Can all of these lines be returned exactly?

======== Provided records ========

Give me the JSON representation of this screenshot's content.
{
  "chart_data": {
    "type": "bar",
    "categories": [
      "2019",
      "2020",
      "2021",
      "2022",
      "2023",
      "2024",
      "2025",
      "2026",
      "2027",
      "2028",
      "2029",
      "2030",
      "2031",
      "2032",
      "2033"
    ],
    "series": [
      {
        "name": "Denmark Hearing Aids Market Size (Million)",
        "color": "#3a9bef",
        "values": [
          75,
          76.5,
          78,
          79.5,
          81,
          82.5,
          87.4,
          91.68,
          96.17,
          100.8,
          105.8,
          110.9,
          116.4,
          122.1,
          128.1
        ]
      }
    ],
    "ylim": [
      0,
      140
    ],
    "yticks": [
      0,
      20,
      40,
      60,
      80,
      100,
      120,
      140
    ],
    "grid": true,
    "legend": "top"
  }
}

========

Response to this task
Give me the JSON representation of this screenshot's content.
{
  "chart_data": {
    "type": "bar",
    "categories": [
      "2019",
      "2020",
      "2021",
      "2022",
      "2023",
      "2024",
      "2025",
      "2026",
      "2027",
      "2028",
      "2029",
      "2030",
      "2031",
      "2032",
      "2033"
    ],
    "series": [
      {
        "name": "Denmark Hearing Aids Market Size (Million)",
        "color": "#3a9bef",
        "values": [
          75,
          76.5,
          78,
          79.5,
          81,
          82.5,
          87.4,
          91.68,
          96.17,
          100.8,
          105.8,
          110.9,
          116.4,
          122.1,
          128.1
        ]
      }
    ],
    "ylim": [
      0,
      140
    ],
    "yticks": [
      0,
      20,
      40,
      60,
      80,
      100,
      120,
      140
    ],
    "grid": true,
    "legend": "top"
  }
}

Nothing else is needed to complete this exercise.